(Items from a dataset)
○ ○ ○ ○

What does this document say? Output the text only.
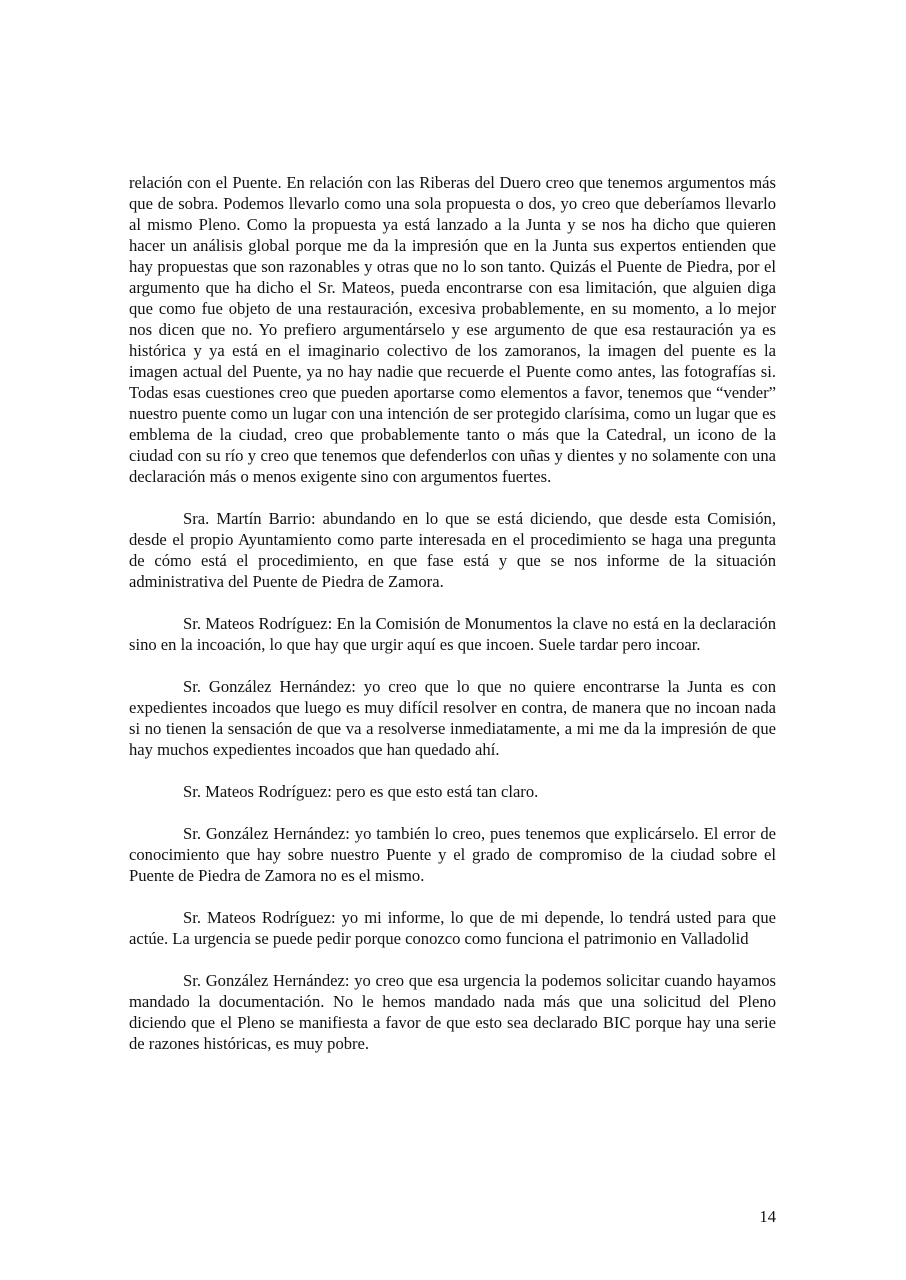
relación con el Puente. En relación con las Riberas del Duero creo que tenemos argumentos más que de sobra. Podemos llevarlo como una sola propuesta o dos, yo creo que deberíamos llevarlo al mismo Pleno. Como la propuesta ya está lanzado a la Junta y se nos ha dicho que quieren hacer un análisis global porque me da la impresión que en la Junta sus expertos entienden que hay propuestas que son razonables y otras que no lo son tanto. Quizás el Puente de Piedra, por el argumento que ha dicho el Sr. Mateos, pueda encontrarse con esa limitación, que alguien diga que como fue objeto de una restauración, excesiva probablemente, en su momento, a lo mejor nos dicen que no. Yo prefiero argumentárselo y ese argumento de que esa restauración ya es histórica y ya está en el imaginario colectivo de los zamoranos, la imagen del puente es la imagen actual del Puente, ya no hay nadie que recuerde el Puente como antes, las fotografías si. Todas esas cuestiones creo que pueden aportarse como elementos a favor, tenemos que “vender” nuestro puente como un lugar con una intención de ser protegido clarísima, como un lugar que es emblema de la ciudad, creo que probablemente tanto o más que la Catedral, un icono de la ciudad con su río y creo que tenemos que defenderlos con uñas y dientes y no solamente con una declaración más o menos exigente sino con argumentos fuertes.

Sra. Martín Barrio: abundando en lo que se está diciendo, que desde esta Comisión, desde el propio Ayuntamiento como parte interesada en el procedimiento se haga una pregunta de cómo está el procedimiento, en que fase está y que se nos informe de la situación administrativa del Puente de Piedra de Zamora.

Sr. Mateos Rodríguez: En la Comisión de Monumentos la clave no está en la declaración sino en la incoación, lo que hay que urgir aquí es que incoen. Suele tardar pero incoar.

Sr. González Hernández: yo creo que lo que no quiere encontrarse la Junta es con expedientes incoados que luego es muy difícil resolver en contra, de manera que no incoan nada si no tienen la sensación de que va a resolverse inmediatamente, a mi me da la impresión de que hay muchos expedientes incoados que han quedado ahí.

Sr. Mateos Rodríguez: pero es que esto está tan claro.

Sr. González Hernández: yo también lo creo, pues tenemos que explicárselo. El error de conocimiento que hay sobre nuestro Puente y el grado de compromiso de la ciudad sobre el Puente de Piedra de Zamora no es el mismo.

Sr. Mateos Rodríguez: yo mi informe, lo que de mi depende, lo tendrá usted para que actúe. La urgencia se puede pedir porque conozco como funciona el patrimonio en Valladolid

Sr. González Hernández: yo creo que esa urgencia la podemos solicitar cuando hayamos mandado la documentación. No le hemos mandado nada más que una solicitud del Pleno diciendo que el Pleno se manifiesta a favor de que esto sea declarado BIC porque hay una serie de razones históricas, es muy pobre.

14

○ ○ ○ ○

● To do
Reproduce each line exactly as it appears, omitting the pictures.

● Written answer
What does this document say? Output the text only.
relación con el Puente. En relación con las Riberas del Duero creo que tenemos argumentos más que de sobra. Podemos llevarlo como una sola propuesta o dos, yo creo que deberíamos llevarlo al mismo Pleno. Como la propuesta ya está lanzado a la Junta y se nos ha dicho que quieren hacer un análisis global porque me da la impresión que en la Junta sus expertos entienden que hay propuestas que son razonables y otras que no lo son tanto. Quizás el Puente de Piedra, por el argumento que ha dicho el Sr. Mateos, pueda encontrarse con esa limitación, que alguien diga que como fue objeto de una restauración, excesiva probablemente, en su momento, a lo mejor nos dicen que no. Yo prefiero argumentárselo y ese argumento de que esa restauración ya es histórica y ya está en el imaginario colectivo de los zamoranos, la imagen del puente es la imagen actual del Puente, ya no hay nadie que recuerde el Puente como antes, las fotografías si. Todas esas cuestiones creo que pueden aportarse como elementos a favor, tenemos que “vender” nuestro puente como un lugar con una intención de ser protegido clarísima, como un lugar que es emblema de la ciudad, creo que probablemente tanto o más que la Catedral, un icono de la ciudad con su río y creo que tenemos que defenderlos con uñas y dientes y no solamente con una declaración más o menos exigente sino con argumentos fuertes.

Sra. Martín Barrio: abundando en lo que se está diciendo, que desde esta Comisión, desde el propio Ayuntamiento como parte interesada en el procedimiento se haga una pregunta de cómo está el procedimiento, en que fase está y que se nos informe de la situación administrativa del Puente de Piedra de Zamora.

Sr. Mateos Rodríguez: En la Comisión de Monumentos la clave no está en la declaración sino en la incoación, lo que hay que urgir aquí es que incoen. Suele tardar pero incoar.

Sr. González Hernández: yo creo que lo que no quiere encontrarse la Junta es con expedientes incoados que luego es muy difícil resolver en contra, de manera que no incoan nada si no tienen la sensación de que va a resolverse inmediatamente, a mi me da la impresión de que hay muchos expedientes incoados que han quedado ahí.

Sr. Mateos Rodríguez: pero es que esto está tan claro.

Sr. González Hernández: yo también lo creo, pues tenemos que explicárselo. El error de conocimiento que hay sobre nuestro Puente y el grado de compromiso de la ciudad sobre el Puente de Piedra de Zamora no es el mismo.

Sr. Mateos Rodríguez: yo mi informe, lo que de mi depende, lo tendrá usted para que actúe. La urgencia se puede pedir porque conozco como funciona el patrimonio en Valladolid

Sr. González Hernández: yo creo que esa urgencia la podemos solicitar cuando hayamos mandado la documentación. No le hemos mandado nada más que una solicitud del Pleno diciendo que el Pleno se manifiesta a favor de que esto sea declarado BIC porque hay una serie de razones históricas, es muy pobre.

14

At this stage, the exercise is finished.